TASK MATERIAL:
'''

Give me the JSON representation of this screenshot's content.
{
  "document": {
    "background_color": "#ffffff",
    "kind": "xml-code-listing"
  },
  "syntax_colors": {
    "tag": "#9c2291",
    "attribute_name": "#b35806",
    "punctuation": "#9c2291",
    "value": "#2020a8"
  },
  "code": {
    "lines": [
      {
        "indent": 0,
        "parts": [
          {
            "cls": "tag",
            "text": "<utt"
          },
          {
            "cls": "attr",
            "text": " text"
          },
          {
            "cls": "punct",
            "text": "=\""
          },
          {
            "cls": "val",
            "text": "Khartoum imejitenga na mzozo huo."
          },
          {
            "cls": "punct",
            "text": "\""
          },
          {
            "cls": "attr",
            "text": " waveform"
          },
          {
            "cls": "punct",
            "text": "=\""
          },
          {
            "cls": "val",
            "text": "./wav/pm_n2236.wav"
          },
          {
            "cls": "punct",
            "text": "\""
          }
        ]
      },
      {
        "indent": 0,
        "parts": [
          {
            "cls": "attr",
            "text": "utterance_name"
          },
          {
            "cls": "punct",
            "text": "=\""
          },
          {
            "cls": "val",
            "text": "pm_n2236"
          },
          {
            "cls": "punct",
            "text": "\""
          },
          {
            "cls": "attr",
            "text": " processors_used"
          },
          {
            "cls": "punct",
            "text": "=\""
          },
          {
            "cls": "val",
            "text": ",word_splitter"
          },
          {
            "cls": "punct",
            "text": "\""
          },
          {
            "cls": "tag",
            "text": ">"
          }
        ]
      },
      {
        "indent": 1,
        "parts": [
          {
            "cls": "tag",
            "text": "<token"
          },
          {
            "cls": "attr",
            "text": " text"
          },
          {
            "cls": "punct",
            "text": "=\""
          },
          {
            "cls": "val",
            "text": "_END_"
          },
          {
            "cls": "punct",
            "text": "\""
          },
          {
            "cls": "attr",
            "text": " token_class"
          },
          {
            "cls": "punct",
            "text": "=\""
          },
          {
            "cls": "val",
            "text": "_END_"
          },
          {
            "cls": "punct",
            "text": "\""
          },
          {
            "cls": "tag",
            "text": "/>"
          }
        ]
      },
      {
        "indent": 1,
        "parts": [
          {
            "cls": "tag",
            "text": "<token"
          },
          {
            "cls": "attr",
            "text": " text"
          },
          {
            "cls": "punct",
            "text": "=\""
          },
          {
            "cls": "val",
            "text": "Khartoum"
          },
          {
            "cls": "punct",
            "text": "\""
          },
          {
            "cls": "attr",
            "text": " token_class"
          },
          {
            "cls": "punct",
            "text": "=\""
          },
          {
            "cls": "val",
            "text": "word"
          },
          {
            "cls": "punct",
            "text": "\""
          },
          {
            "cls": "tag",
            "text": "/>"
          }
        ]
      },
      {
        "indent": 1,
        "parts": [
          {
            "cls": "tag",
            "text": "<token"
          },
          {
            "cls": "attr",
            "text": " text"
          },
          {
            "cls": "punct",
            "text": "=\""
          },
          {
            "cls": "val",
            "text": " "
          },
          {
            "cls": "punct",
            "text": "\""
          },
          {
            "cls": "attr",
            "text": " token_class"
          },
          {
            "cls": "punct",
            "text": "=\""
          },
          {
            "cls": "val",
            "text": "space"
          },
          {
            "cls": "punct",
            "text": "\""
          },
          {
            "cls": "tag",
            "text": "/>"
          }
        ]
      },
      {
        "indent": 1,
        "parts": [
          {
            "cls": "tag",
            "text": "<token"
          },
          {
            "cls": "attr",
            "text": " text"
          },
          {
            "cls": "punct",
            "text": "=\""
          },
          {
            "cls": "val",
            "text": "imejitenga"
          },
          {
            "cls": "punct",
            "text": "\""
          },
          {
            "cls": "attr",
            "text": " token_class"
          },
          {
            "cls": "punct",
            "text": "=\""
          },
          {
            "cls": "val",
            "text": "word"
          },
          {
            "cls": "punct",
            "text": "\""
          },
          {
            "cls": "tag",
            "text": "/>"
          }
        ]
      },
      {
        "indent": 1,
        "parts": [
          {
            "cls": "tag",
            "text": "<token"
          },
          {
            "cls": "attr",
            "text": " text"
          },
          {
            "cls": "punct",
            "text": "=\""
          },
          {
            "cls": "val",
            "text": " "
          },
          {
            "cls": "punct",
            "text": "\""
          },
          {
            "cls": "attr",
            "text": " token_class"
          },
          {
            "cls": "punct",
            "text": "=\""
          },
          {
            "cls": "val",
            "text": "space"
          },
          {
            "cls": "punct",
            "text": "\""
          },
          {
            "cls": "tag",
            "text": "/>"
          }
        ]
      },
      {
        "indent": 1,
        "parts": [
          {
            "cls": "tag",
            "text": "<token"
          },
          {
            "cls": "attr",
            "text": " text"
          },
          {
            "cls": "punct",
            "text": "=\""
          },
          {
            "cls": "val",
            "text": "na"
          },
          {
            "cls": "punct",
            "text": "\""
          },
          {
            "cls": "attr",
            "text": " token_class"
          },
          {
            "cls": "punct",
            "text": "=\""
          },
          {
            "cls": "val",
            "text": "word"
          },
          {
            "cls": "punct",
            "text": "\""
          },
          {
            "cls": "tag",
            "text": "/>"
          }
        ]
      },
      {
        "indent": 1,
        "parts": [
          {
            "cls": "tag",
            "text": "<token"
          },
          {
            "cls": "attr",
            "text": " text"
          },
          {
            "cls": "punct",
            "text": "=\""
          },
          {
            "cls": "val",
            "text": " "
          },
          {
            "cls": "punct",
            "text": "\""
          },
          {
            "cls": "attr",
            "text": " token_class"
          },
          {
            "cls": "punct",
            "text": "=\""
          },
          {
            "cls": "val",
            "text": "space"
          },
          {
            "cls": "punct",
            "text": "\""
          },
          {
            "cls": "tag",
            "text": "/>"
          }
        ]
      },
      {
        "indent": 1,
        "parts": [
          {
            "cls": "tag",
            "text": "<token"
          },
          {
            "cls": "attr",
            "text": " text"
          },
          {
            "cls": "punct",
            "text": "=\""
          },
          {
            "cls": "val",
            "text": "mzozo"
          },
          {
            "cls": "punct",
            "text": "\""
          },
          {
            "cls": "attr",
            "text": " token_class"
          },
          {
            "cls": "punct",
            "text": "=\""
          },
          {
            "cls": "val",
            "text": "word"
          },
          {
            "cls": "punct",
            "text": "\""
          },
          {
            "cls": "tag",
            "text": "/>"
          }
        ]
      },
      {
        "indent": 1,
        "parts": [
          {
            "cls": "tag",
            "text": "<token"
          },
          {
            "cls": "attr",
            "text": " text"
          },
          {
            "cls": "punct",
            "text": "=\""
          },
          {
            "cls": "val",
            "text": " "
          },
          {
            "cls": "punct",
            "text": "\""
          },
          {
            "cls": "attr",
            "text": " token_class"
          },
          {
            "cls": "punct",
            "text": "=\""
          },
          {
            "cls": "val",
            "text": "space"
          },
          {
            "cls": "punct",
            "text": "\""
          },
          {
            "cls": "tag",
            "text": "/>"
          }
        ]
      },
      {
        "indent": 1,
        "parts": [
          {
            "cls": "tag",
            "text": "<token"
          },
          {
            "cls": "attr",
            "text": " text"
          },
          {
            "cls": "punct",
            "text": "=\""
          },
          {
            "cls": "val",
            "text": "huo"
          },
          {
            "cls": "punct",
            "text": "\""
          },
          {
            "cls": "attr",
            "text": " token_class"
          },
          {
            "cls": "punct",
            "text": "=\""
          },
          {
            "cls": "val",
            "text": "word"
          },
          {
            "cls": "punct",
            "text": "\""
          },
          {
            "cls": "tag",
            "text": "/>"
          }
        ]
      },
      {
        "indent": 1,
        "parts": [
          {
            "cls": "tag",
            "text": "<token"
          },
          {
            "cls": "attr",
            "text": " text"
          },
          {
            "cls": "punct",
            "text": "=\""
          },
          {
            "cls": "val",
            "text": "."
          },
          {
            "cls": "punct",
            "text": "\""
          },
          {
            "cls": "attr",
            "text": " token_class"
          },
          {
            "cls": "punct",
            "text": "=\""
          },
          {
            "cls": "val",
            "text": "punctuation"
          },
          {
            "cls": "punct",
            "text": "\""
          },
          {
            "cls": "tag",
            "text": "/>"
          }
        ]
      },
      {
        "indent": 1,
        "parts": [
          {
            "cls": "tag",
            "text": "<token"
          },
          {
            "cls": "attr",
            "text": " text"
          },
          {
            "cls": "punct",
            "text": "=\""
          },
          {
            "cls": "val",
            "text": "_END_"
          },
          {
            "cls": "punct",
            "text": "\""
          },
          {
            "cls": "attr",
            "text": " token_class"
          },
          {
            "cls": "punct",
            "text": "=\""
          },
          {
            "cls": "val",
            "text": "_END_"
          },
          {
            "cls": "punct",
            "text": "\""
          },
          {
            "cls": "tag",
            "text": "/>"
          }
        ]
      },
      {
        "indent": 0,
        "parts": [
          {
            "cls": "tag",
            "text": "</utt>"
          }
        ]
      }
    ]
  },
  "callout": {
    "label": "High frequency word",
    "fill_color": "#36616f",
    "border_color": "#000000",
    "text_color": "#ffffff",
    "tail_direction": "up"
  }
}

'''

PROBLEM DESCRIPTION: Where a line in the entries holds the word "Khartoum", copy that line.

EXPECTED ANSWER:
            "text": "Khartoum imejitenga na mzozo huo."
            "text": "Khartoum"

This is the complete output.